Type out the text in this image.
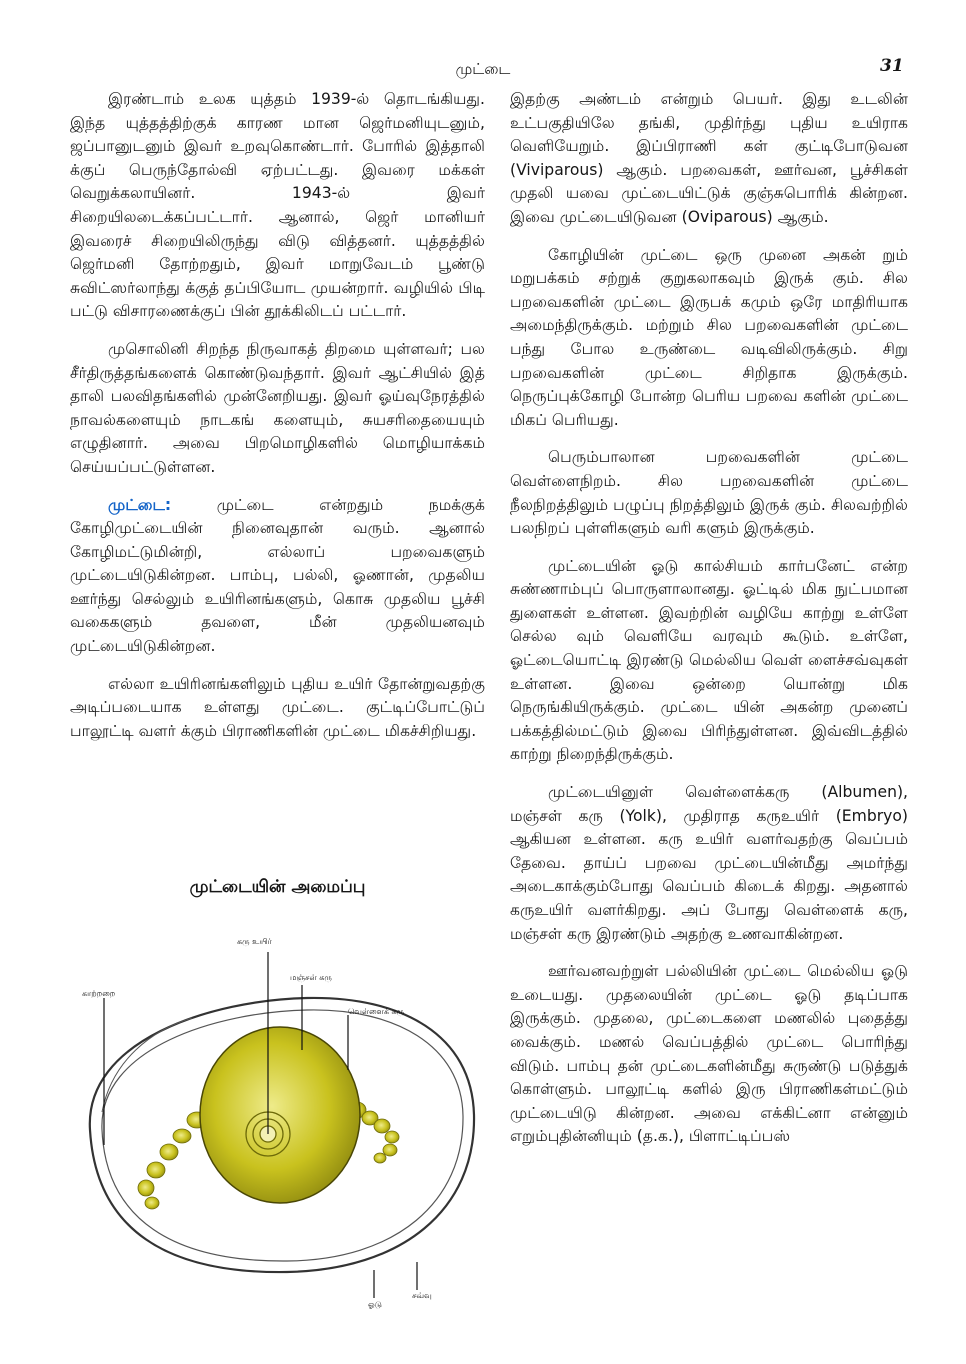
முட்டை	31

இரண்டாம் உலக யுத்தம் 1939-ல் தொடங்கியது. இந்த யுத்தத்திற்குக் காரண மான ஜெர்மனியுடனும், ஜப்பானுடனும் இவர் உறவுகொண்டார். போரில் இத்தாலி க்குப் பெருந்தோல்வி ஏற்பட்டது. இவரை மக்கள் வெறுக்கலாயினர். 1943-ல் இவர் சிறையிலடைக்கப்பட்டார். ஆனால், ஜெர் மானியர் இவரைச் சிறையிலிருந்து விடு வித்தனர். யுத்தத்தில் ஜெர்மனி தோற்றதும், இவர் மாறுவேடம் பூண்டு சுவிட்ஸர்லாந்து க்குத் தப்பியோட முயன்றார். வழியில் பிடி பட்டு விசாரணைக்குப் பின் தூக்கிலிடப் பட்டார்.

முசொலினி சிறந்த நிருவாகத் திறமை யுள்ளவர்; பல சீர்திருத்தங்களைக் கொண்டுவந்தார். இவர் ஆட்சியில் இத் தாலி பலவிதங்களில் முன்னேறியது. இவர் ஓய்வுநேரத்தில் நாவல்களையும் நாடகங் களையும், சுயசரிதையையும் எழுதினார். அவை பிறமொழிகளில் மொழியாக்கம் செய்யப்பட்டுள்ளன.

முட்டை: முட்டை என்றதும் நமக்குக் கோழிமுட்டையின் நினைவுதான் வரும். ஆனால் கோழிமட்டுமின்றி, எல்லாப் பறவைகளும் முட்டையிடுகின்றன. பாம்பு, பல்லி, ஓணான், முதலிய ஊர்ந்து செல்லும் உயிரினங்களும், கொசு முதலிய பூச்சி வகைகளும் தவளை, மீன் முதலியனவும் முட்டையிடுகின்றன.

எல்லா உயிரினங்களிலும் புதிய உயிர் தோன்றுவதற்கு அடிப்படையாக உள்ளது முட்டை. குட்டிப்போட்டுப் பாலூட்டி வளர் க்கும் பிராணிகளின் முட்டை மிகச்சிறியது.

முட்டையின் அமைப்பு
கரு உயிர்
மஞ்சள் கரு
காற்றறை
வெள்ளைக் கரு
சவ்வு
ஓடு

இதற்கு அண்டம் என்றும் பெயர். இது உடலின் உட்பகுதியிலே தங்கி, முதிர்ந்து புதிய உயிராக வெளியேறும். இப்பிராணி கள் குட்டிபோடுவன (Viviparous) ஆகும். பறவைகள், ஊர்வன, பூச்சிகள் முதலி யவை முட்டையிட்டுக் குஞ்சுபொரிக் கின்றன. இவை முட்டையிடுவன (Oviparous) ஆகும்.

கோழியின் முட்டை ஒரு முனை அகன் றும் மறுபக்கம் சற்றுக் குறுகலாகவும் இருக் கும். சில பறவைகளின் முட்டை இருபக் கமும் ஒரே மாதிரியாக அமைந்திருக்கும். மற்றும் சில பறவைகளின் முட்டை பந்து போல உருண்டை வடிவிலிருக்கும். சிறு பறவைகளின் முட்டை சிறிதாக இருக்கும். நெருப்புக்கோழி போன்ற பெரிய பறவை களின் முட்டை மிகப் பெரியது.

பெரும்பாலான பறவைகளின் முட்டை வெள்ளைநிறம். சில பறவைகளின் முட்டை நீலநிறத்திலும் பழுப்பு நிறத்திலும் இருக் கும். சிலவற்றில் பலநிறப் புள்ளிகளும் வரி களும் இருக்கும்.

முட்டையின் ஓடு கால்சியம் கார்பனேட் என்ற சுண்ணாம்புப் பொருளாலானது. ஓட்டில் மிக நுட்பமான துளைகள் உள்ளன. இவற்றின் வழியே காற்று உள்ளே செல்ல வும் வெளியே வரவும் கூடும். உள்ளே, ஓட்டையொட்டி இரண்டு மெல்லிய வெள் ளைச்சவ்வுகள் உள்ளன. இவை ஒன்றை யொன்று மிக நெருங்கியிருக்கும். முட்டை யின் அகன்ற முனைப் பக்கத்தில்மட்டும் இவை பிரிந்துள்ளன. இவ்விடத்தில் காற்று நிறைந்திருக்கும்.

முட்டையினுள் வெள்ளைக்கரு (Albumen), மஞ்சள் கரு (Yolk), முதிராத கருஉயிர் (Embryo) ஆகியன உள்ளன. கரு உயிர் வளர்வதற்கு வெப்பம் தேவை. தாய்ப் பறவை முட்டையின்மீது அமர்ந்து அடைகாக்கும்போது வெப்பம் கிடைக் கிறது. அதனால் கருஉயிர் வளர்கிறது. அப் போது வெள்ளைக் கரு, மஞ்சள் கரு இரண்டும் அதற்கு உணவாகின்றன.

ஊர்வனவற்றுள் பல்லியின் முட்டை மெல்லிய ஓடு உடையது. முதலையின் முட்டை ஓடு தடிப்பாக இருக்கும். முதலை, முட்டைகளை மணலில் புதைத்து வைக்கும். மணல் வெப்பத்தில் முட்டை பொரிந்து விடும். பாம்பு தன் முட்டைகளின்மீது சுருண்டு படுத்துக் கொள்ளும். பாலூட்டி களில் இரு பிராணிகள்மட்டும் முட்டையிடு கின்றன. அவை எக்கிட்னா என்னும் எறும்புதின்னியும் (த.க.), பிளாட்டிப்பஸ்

****************************************

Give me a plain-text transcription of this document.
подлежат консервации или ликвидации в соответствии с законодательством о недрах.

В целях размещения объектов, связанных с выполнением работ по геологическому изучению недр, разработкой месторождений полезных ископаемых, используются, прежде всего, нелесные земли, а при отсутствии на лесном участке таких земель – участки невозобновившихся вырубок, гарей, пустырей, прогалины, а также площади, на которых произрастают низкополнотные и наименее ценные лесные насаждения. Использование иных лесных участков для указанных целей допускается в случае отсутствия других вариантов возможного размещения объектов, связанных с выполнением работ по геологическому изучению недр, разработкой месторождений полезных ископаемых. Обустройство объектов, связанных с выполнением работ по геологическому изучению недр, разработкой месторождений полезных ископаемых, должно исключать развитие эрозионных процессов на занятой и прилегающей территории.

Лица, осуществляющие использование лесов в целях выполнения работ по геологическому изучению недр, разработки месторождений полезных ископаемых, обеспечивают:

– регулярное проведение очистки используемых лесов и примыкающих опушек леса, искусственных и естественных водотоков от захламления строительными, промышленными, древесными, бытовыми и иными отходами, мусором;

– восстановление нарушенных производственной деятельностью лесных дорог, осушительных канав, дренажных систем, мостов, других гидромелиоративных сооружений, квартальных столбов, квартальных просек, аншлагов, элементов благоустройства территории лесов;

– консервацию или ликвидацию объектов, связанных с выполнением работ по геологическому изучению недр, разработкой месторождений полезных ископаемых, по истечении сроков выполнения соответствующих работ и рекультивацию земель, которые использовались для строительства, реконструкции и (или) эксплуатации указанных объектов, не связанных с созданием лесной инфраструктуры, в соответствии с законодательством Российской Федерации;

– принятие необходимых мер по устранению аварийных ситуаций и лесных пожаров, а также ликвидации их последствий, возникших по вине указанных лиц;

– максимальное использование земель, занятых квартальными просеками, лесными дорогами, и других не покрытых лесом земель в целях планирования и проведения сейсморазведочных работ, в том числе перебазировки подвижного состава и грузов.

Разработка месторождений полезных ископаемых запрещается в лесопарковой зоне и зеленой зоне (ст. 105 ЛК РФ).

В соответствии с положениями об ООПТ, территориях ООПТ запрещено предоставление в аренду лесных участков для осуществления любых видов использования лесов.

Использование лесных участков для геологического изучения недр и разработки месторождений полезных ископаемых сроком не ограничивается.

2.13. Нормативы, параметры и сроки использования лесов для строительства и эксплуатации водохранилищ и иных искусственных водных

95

****************************************

Directions:
Report each line in the data that holds the word "this".

Correct output:
Type out the text in this image.
Give me a plain-text transcription of this document.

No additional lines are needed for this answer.